Quote all lines below exactly. Images stay out.

- _SUPPLIED DATA_
— START —
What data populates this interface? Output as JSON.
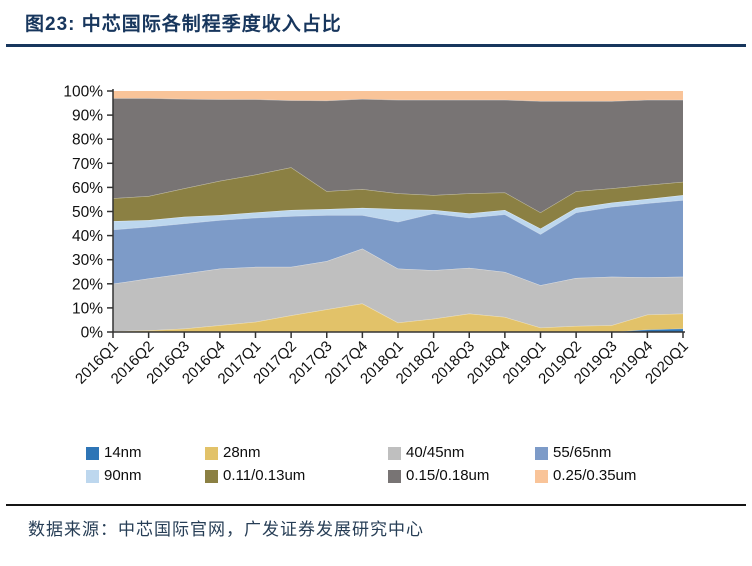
{
  "header": {
    "title": "图23:  中芯国际各制程季度收入占比"
  },
  "footer": {
    "source": "数据来源：中芯国际官网，广发证券发展研究中心"
  },
  "chart_data": {
    "type": "area",
    "stacked": true,
    "units": "percent of quarterly revenue",
    "title": "中芯国际各制程季度收入占比",
    "xlabel": "",
    "ylabel": "",
    "ylim": [
      0,
      100
    ],
    "grid": false,
    "legend_position": "bottom",
    "x_tick_rotation": 45,
    "y_ticks": [
      "0%",
      "10%",
      "20%",
      "30%",
      "40%",
      "50%",
      "60%",
      "70%",
      "80%",
      "90%",
      "100%"
    ],
    "categories": [
      "2016Q1",
      "2016Q2",
      "2016Q3",
      "2016Q4",
      "2017Q1",
      "2017Q2",
      "2017Q3",
      "2017Q4",
      "2018Q1",
      "2018Q2",
      "2018Q3",
      "2018Q4",
      "2019Q1",
      "2019Q2",
      "2019Q3",
      "2019Q4",
      "2020Q1"
    ],
    "series": [
      {
        "name": "14nm",
        "color": "#2E75B6",
        "values": [
          0,
          0,
          0,
          0,
          0,
          0,
          0,
          0,
          0,
          0,
          0,
          0,
          0,
          0,
          0,
          1.0,
          1.4
        ]
      },
      {
        "name": "28nm",
        "color": "#E2C269",
        "values": [
          0.3,
          0.7,
          1.4,
          2.8,
          4.2,
          6.9,
          9.4,
          11.8,
          3.9,
          5.5,
          7.6,
          6.2,
          1.8,
          2.5,
          2.8,
          6.2,
          6.2
        ]
      },
      {
        "name": "40/45nm",
        "color": "#BFBFBF",
        "values": [
          19.7,
          21.5,
          22.8,
          23.5,
          22.8,
          20.1,
          20.0,
          22.8,
          22.4,
          20.1,
          19.0,
          18.7,
          17.6,
          19.9,
          20.1,
          15.5,
          15.3
        ]
      },
      {
        "name": "55/65nm",
        "color": "#7D9BC8",
        "values": [
          22.5,
          21.4,
          20.8,
          20.1,
          20.4,
          21.1,
          19.1,
          13.9,
          19.4,
          23.6,
          20.8,
          23.9,
          21.2,
          27.2,
          29.0,
          30.7,
          31.8
        ]
      },
      {
        "name": "90nm",
        "color": "#BDD7EE",
        "values": [
          3.5,
          2.8,
          2.8,
          2.1,
          2.2,
          2.5,
          2.5,
          3.0,
          5.3,
          1.4,
          1.8,
          1.8,
          2.3,
          1.9,
          1.8,
          1.8,
          2.1
        ]
      },
      {
        "name": "0.11/0.13um",
        "color": "#8B8043",
        "values": [
          9.5,
          10.0,
          11.8,
          14.2,
          15.7,
          17.7,
          7.4,
          7.8,
          6.5,
          6.2,
          8.3,
          7.3,
          6.7,
          6.9,
          5.9,
          5.8,
          5.5
        ]
      },
      {
        "name": "0.15/0.18um",
        "color": "#787474",
        "values": [
          41.5,
          40.6,
          37.1,
          33.8,
          31.2,
          27.8,
          37.6,
          37.4,
          38.8,
          39.5,
          38.8,
          38.4,
          46.2,
          37.4,
          36.2,
          35.3,
          34.0
        ]
      },
      {
        "name": "0.25/0.35um",
        "color": "#F9C499",
        "values": [
          3.0,
          3.0,
          3.3,
          3.5,
          3.5,
          3.9,
          4.0,
          3.3,
          3.7,
          3.7,
          3.7,
          3.7,
          4.2,
          4.2,
          4.2,
          3.7,
          3.7
        ]
      }
    ]
  }
}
— END —
- _OUTPUT FOR THIS EXERCISE_
What data populates this interface? Output as JSON.
{
  "header": {
    "title": "图23:  中芯国际各制程季度收入占比"
  },
  "footer": {
    "source": "数据来源：中芯国际官网，广发证券发展研究中心"
  },
  "chart_data": {
    "type": "area",
    "stacked": true,
    "units": "percent of quarterly revenue",
    "title": "中芯国际各制程季度收入占比",
    "xlabel": "",
    "ylabel": "",
    "ylim": [
      0,
      100
    ],
    "grid": false,
    "legend_position": "bottom",
    "x_tick_rotation": 45,
    "y_ticks": [
      "0%",
      "10%",
      "20%",
      "30%",
      "40%",
      "50%",
      "60%",
      "70%",
      "80%",
      "90%",
      "100%"
    ],
    "categories": [
      "2016Q1",
      "2016Q2",
      "2016Q3",
      "2016Q4",
      "2017Q1",
      "2017Q2",
      "2017Q3",
      "2017Q4",
      "2018Q1",
      "2018Q2",
      "2018Q3",
      "2018Q4",
      "2019Q1",
      "2019Q2",
      "2019Q3",
      "2019Q4",
      "2020Q1"
    ],
    "series": [
      {
        "name": "14nm",
        "color": "#2E75B6",
        "values": [
          0,
          0,
          0,
          0,
          0,
          0,
          0,
          0,
          0,
          0,
          0,
          0,
          0,
          0,
          0,
          1.0,
          1.4
        ]
      },
      {
        "name": "28nm",
        "color": "#E2C269",
        "values": [
          0.3,
          0.7,
          1.4,
          2.8,
          4.2,
          6.9,
          9.4,
          11.8,
          3.9,
          5.5,
          7.6,
          6.2,
          1.8,
          2.5,
          2.8,
          6.2,
          6.2
        ]
      },
      {
        "name": "40/45nm",
        "color": "#BFBFBF",
        "values": [
          19.7,
          21.5,
          22.8,
          23.5,
          22.8,
          20.1,
          20.0,
          22.8,
          22.4,
          20.1,
          19.0,
          18.7,
          17.6,
          19.9,
          20.1,
          15.5,
          15.3
        ]
      },
      {
        "name": "55/65nm",
        "color": "#7D9BC8",
        "values": [
          22.5,
          21.4,
          20.8,
          20.1,
          20.4,
          21.1,
          19.1,
          13.9,
          19.4,
          23.6,
          20.8,
          23.9,
          21.2,
          27.2,
          29.0,
          30.7,
          31.8
        ]
      },
      {
        "name": "90nm",
        "color": "#BDD7EE",
        "values": [
          3.5,
          2.8,
          2.8,
          2.1,
          2.2,
          2.5,
          2.5,
          3.0,
          5.3,
          1.4,
          1.8,
          1.8,
          2.3,
          1.9,
          1.8,
          1.8,
          2.1
        ]
      },
      {
        "name": "0.11/0.13um",
        "color": "#8B8043",
        "values": [
          9.5,
          10.0,
          11.8,
          14.2,
          15.7,
          17.7,
          7.4,
          7.8,
          6.5,
          6.2,
          8.3,
          7.3,
          6.7,
          6.9,
          5.9,
          5.8,
          5.5
        ]
      },
      {
        "name": "0.15/0.18um",
        "color": "#787474",
        "values": [
          41.5,
          40.6,
          37.1,
          33.8,
          31.2,
          27.8,
          37.6,
          37.4,
          38.8,
          39.5,
          38.8,
          38.4,
          46.2,
          37.4,
          36.2,
          35.3,
          34.0
        ]
      },
      {
        "name": "0.25/0.35um",
        "color": "#F9C499",
        "values": [
          3.0,
          3.0,
          3.3,
          3.5,
          3.5,
          3.9,
          4.0,
          3.3,
          3.7,
          3.7,
          3.7,
          3.7,
          4.2,
          4.2,
          4.2,
          3.7,
          3.7
        ]
      }
    ]
  }
}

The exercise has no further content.